**What is needed:**
All of the data should be output character for character, except the pictures.

____________________

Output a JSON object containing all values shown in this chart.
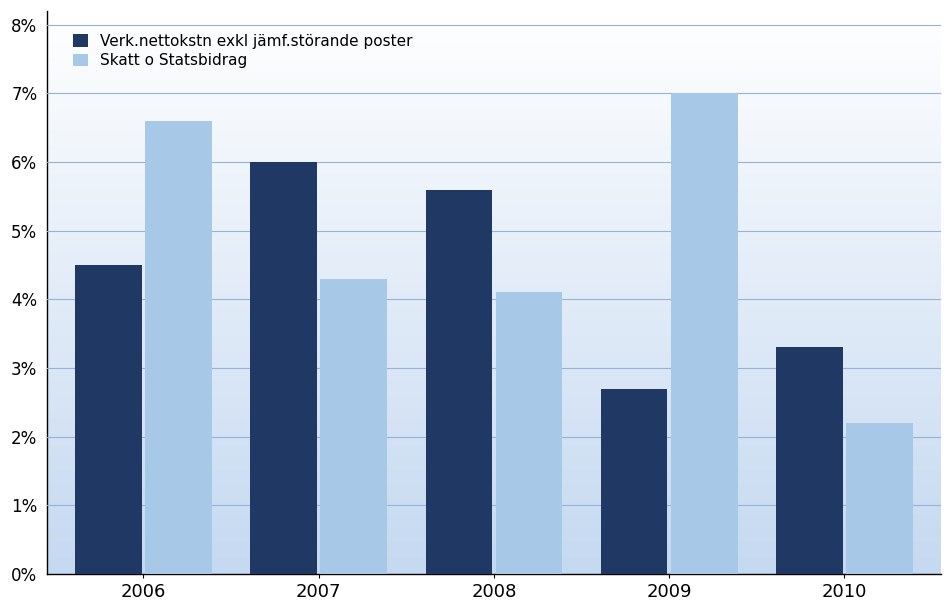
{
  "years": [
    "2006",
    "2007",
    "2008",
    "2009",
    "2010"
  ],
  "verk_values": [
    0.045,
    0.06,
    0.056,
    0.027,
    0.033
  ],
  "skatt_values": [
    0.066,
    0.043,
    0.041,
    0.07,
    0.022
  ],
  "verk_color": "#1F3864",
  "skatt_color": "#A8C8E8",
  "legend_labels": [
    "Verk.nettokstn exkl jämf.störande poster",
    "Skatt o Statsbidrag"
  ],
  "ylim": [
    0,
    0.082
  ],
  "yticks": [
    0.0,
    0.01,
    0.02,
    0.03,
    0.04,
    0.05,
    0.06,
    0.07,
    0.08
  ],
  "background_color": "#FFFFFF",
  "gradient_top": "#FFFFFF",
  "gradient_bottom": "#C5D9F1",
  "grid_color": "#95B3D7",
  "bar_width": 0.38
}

____________________

**Expected answer:**
Output a JSON object containing all values shown in this chart.
{
  "years": [
    "2006",
    "2007",
    "2008",
    "2009",
    "2010"
  ],
  "verk_values": [
    0.045,
    0.06,
    0.056,
    0.027,
    0.033
  ],
  "skatt_values": [
    0.066,
    0.043,
    0.041,
    0.07,
    0.022
  ],
  "verk_color": "#1F3864",
  "skatt_color": "#A8C8E8",
  "legend_labels": [
    "Verk.nettokstn exkl jämf.störande poster",
    "Skatt o Statsbidrag"
  ],
  "ylim": [
    0,
    0.082
  ],
  "yticks": [
    0.0,
    0.01,
    0.02,
    0.03,
    0.04,
    0.05,
    0.06,
    0.07,
    0.08
  ],
  "background_color": "#FFFFFF",
  "gradient_top": "#FFFFFF",
  "gradient_bottom": "#C5D9F1",
  "grid_color": "#95B3D7",
  "bar_width": 0.38
}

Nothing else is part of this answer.